WRITTEN PROBLEM: Track down each line that has the word "показателя" and copy it.

MATERIAL TO PROCESS:
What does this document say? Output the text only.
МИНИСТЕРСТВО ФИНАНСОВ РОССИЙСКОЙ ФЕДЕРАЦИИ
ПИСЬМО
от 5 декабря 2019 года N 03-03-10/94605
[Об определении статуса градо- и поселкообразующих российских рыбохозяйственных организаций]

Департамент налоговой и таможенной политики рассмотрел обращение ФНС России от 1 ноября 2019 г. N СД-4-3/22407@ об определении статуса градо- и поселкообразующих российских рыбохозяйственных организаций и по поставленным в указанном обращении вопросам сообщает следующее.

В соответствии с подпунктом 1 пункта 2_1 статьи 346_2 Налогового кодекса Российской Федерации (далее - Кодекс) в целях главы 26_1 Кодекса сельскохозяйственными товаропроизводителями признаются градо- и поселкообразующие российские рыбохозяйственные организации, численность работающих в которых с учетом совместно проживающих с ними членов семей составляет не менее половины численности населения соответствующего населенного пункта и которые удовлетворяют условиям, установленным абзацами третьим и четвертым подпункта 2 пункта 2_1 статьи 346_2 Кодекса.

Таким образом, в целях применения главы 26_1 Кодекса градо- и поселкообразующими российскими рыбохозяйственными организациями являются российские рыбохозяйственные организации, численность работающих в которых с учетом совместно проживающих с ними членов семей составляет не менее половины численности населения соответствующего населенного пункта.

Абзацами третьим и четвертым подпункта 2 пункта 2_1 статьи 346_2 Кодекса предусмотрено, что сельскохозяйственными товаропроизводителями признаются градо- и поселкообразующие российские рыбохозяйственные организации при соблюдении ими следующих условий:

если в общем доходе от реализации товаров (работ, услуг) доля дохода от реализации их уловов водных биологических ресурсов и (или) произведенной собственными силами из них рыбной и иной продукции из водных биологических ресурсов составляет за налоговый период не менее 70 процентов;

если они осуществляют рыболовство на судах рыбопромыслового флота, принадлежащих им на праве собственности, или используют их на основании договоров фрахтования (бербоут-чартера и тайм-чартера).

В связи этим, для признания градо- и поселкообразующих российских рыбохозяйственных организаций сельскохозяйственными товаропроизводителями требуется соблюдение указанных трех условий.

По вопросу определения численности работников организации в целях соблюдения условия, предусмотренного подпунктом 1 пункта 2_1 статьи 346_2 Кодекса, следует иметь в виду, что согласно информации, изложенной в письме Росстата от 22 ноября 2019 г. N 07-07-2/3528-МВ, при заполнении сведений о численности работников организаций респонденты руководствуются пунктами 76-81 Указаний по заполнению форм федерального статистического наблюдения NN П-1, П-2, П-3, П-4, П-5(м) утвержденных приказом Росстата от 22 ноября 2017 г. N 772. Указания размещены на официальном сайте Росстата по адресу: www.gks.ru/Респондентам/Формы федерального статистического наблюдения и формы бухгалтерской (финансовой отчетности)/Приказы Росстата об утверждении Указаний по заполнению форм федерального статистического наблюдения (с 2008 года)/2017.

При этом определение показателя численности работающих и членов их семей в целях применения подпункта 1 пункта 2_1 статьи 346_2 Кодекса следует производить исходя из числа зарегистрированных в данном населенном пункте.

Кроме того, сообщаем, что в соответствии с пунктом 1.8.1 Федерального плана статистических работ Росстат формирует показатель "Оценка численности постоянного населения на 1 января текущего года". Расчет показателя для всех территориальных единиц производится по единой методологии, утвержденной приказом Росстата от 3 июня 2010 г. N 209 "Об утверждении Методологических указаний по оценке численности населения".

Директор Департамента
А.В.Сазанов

EXERCISE SOLUTION:
При этом определение показателя численности работающих и членов их семей в целях применения подпункта 1 пункта 2_1 статьи 346_2 Кодекса следует производить исходя из числа зарегистрированных в данном населенном пункте.
Кроме того, сообщаем, что в соответствии с пунктом 1.8.1 Федерального плана статистических работ Росстат формирует показатель "Оценка численности постоянного населения на 1 января текущего года". Расчет показателя для всех территориальных единиц производится по единой методологии, утвержденной приказом Росстата от 3 июня 2010 г. N 209 "Об утверждении Методологических указаний по оценке численности населения".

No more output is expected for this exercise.